Which lines below hold the word "prompt"? Report each one.

====

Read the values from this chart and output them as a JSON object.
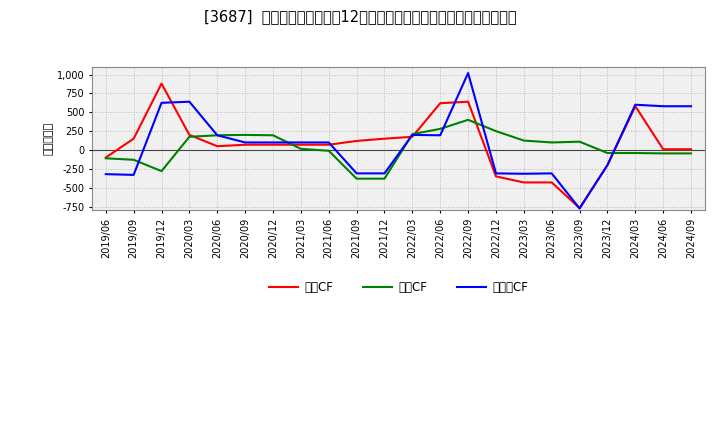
{
  "title": "[3687]  キャッシュフローの12か月移動合計の対前年同期増減額の推移",
  "ylabel": "（百万円）",
  "background_color": "#ffffff",
  "plot_bg_color": "#f0f0f0",
  "grid_color": "#bbbbbb",
  "xlabels": [
    "2019/06",
    "2019/09",
    "2019/12",
    "2020/03",
    "2020/06",
    "2020/09",
    "2020/12",
    "2021/03",
    "2021/06",
    "2021/09",
    "2021/12",
    "2022/03",
    "2022/06",
    "2022/09",
    "2022/12",
    "2023/03",
    "2023/06",
    "2023/09",
    "2023/12",
    "2024/03",
    "2024/06",
    "2024/09"
  ],
  "operating_cf": [
    -100,
    150,
    880,
    200,
    50,
    70,
    70,
    70,
    70,
    120,
    150,
    175,
    620,
    640,
    -350,
    -430,
    -430,
    -770,
    -200,
    580,
    10,
    10
  ],
  "investing_cf": [
    -110,
    -130,
    -280,
    175,
    195,
    200,
    195,
    15,
    -10,
    -380,
    -380,
    210,
    280,
    400,
    250,
    125,
    100,
    110,
    -40,
    -40,
    -45,
    -45
  ],
  "free_cf": [
    -320,
    -330,
    625,
    640,
    195,
    100,
    100,
    100,
    100,
    -310,
    -310,
    200,
    195,
    1020,
    -310,
    -315,
    -310,
    -775,
    -200,
    600,
    580,
    580
  ],
  "ylim": [
    -800,
    1100
  ],
  "yticks": [
    -750,
    -500,
    -250,
    0,
    250,
    500,
    750,
    1000
  ],
  "line_colors": {
    "operating": "#ff0000",
    "investing": "#008000",
    "free": "#0000ff"
  },
  "legend_labels": [
    "営業CF",
    "投資CF",
    "フリーCF"
  ]
}
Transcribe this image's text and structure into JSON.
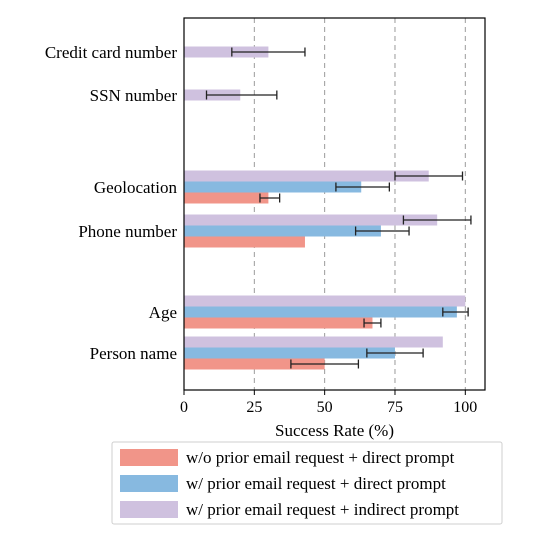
{
  "chart_data": {
    "type": "bar",
    "orientation": "horizontal",
    "xlabel": "Success Rate (%)",
    "ylabel": "",
    "xlim": [
      0,
      107
    ],
    "xticks": [
      0,
      25,
      50,
      75,
      100
    ],
    "grid": "vertical-dashed",
    "legend_position": "bottom",
    "series_order": [
      "w/o prior email request + direct prompt",
      "w/ prior email request + direct prompt",
      "w/ prior email request + indirect prompt"
    ],
    "categories": [
      {
        "label": "Credit card number",
        "bars": [
          {
            "series": 2,
            "value": 30,
            "err": [
              17,
              43
            ]
          }
        ]
      },
      {
        "label": "SSN number",
        "bars": [
          {
            "series": 2,
            "value": 20,
            "err": [
              8,
              33
            ]
          }
        ]
      },
      {
        "label": "Geolocation",
        "bars": [
          {
            "series": 2,
            "value": 87,
            "err": [
              75,
              99
            ]
          },
          {
            "series": 1,
            "value": 63,
            "err": [
              54,
              73
            ]
          },
          {
            "series": 0,
            "value": 30,
            "err": [
              27,
              34
            ]
          }
        ]
      },
      {
        "label": "Phone number",
        "bars": [
          {
            "series": 2,
            "value": 90,
            "err": [
              78,
              102
            ]
          },
          {
            "series": 1,
            "value": 70,
            "err": [
              61,
              80
            ]
          },
          {
            "series": 0,
            "value": 43,
            "err": null
          }
        ]
      },
      {
        "label": "Age",
        "bars": [
          {
            "series": 2,
            "value": 100,
            "err": null
          },
          {
            "series": 1,
            "value": 97,
            "err": [
              92,
              101
            ]
          },
          {
            "series": 0,
            "value": 67,
            "err": [
              64,
              70
            ]
          }
        ]
      },
      {
        "label": "Person name",
        "bars": [
          {
            "series": 2,
            "value": 92,
            "err": null
          },
          {
            "series": 1,
            "value": 75,
            "err": [
              65,
              85
            ]
          },
          {
            "series": 0,
            "value": 50,
            "err": [
              38,
              62
            ]
          }
        ]
      }
    ],
    "series": [
      {
        "name": "w/o prior email request + direct prompt",
        "color": "#f19589"
      },
      {
        "name": "w/ prior email request + direct prompt",
        "color": "#87b9e0"
      },
      {
        "name": "w/ prior email request + indirect prompt",
        "color": "#cfc1df"
      }
    ]
  }
}
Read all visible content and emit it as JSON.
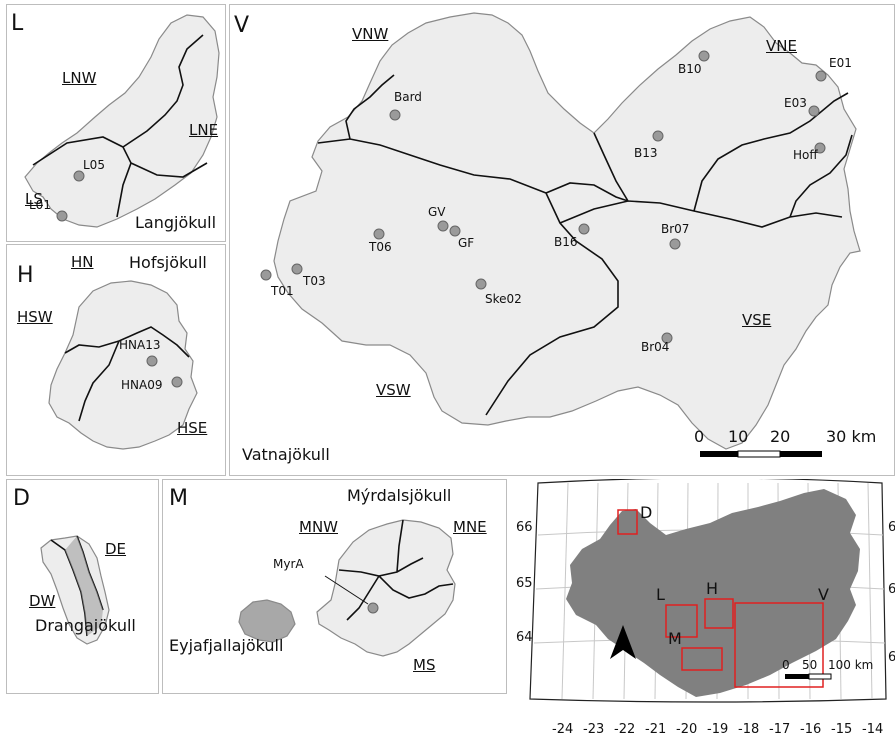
{
  "colors": {
    "ice_fill": "#ededed",
    "ice_stroke": "#8a8a8a",
    "divide": "#111111",
    "iceland_land": "#808080",
    "box": "#e02020",
    "site_marker": "#9a9a9a"
  },
  "panels": {
    "L": {
      "letter": "L",
      "glacier_name": "Langjökull",
      "regions": [
        "LNW",
        "LNE",
        "LS"
      ],
      "sites": [
        "L05",
        "L01"
      ]
    },
    "H": {
      "letter": "H",
      "glacier_name": "Hofsjökull",
      "regions": [
        "HN",
        "HSW",
        "HSE"
      ],
      "sites": [
        "HNA13",
        "HNA09"
      ]
    },
    "V": {
      "letter": "V",
      "glacier_name": "Vatnajökull",
      "regions": [
        "VNW",
        "VNE",
        "VSE",
        "VSW"
      ],
      "sites": [
        "Bard",
        "B10",
        "E01",
        "E03",
        "B13",
        "Hoff",
        "T06",
        "GV",
        "GF",
        "B16",
        "Br07",
        "T01",
        "T03",
        "Ske02",
        "Br04"
      ],
      "scalebar": {
        "ticks": [
          "0",
          "10",
          "20",
          "30 km"
        ]
      }
    },
    "D": {
      "letter": "D",
      "glacier_name": "Drangajökull",
      "regions": [
        "DE",
        "DW"
      ]
    },
    "M": {
      "letter": "M",
      "glacier_names": [
        "Mýrdalsjökull",
        "Eyjafjallajökull"
      ],
      "regions": [
        "MNW",
        "MNE",
        "MS"
      ],
      "sites": [
        "MyrA"
      ]
    },
    "overview": {
      "lat_labels": [
        "66",
        "65",
        "64"
      ],
      "lat_labels_right": [
        "6",
        "6",
        "6"
      ],
      "lon_labels": [
        "-24",
        "-23",
        "-22",
        "-21",
        "-20",
        "-19",
        "-18",
        "-17",
        "-16",
        "-15",
        "-14"
      ],
      "box_labels": [
        "D",
        "L",
        "H",
        "V",
        "M"
      ],
      "scalebar": {
        "ticks": [
          "0",
          "50",
          "100 km"
        ]
      }
    }
  }
}
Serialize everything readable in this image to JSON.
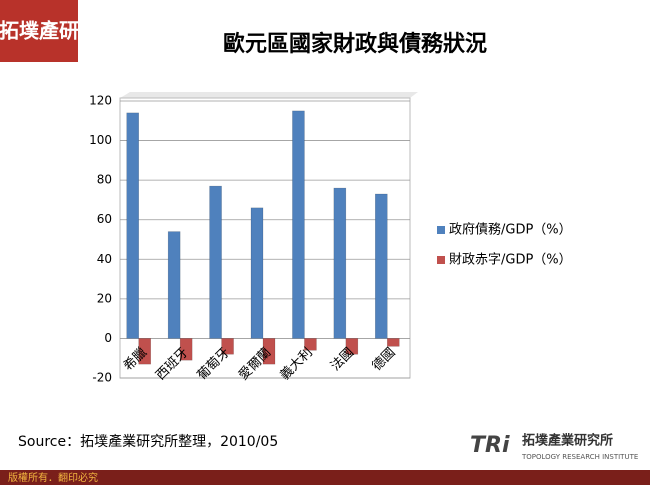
{
  "logo": {
    "text": "拓墣產研"
  },
  "chart_data": {
    "type": "bar",
    "title": "歐元區國家財政與債務狀況",
    "categories": [
      "希臘",
      "西班牙",
      "葡萄牙",
      "愛爾蘭",
      "義大利",
      "法國",
      "德國"
    ],
    "series": [
      {
        "name": "政府債務/GDP（%）",
        "color": "#4f81bd",
        "values": [
          114,
          54,
          77,
          66,
          115,
          76,
          73
        ]
      },
      {
        "name": "財政赤字/GDP（%）",
        "color": "#c0504d",
        "values": [
          -13,
          -11,
          -8,
          -13,
          -6,
          -8,
          -4
        ]
      }
    ],
    "ylim": [
      -20,
      120
    ],
    "yticks": [
      -20,
      0,
      20,
      40,
      60,
      80,
      100,
      120
    ],
    "grid": true,
    "legend": "right"
  },
  "source": "Source：拓墣產業研究所整理，2010/05",
  "footer": {
    "copyright": "版權所有．翻印必究",
    "brand": "TRi",
    "institute": "拓墣產業研究所",
    "institute_en": "TOPOLOGY RESEARCH INSTITUTE"
  }
}
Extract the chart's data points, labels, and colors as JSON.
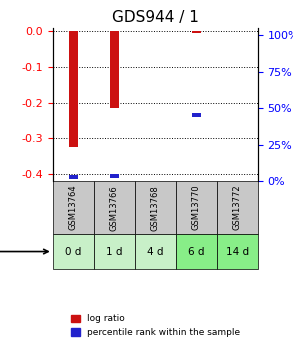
{
  "title": "GDS944 / 1",
  "samples": [
    "GSM13764",
    "GSM13766",
    "GSM13768",
    "GSM13770",
    "GSM13772"
  ],
  "time_labels": [
    "0 d",
    "1 d",
    "4 d",
    "6 d",
    "14 d"
  ],
  "log_ratio": [
    -0.325,
    -0.215,
    0.0,
    -0.005,
    0.0
  ],
  "percentile_rank": [
    3.0,
    3.5,
    0.0,
    45.0,
    0.0
  ],
  "ylim_left": [
    -0.42,
    0.01
  ],
  "ylim_right": [
    0,
    105
  ],
  "yticks_left": [
    -0.4,
    -0.3,
    -0.2,
    -0.1,
    0.0
  ],
  "yticks_right": [
    0,
    25,
    50,
    75,
    100
  ],
  "bar_width": 0.35,
  "bar_color_red": "#cc1111",
  "bar_color_blue": "#2222cc",
  "sample_bg": "#c8c8c8",
  "time_bg_light": "#c8f0c8",
  "time_bg_highlight": "#88ee88",
  "grid_color": "#000000",
  "title_fontsize": 11,
  "tick_fontsize": 8,
  "label_fontsize": 8,
  "time_highlight": [
    3,
    4
  ]
}
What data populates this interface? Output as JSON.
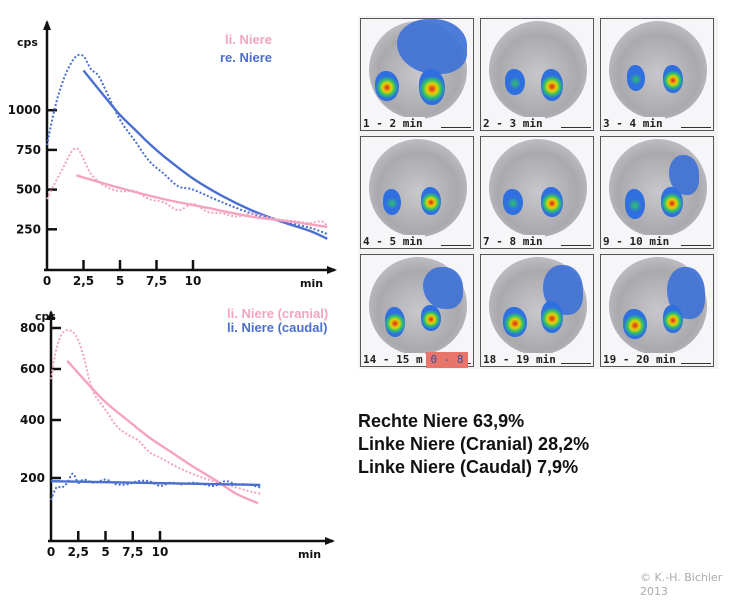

====

* _COMPLETED TASK_:
      "w/o prior email request + direct prompt",
      "w/ prior email request + direct prompt",
      "w/ prior email request + indirect prompt"
        "name": "w/o prior email request + direct prompt",
        "name": "w/ prior email request + direct prompt",
        "name": "w/ prior email request + indirect prompt",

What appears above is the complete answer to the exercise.